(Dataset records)

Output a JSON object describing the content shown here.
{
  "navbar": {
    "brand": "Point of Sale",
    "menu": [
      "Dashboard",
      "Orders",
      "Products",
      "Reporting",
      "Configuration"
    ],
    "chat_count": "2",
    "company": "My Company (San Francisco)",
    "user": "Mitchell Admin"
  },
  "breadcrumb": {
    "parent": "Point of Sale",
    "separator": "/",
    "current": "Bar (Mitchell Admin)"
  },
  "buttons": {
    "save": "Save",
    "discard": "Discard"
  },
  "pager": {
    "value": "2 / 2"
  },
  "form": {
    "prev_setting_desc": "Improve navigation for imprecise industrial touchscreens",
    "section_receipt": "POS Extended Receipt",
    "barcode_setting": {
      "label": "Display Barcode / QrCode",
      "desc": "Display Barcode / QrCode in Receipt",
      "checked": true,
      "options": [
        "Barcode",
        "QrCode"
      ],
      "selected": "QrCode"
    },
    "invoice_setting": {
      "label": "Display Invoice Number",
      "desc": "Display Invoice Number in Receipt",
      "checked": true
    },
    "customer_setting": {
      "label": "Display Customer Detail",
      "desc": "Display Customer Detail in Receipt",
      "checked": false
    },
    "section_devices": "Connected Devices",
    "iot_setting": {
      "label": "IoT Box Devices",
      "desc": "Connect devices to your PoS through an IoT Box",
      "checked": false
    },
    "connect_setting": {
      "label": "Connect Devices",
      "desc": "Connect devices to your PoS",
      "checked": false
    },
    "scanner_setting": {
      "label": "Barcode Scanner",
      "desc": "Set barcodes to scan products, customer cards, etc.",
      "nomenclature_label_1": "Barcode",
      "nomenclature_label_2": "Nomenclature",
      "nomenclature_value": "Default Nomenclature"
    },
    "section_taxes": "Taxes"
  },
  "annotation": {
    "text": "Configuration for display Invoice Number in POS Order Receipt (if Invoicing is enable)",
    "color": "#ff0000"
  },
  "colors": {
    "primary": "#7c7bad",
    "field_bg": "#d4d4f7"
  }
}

Task prompt:
Which lines contain the word "Number"? Copy each of them.

Full response:
      "label": "Display Invoice Number",
      "desc": "Display Invoice Number in Receipt",
    "text": "Configuration for display Invoice Number in POS Order Receipt (if Invoicing is enable)",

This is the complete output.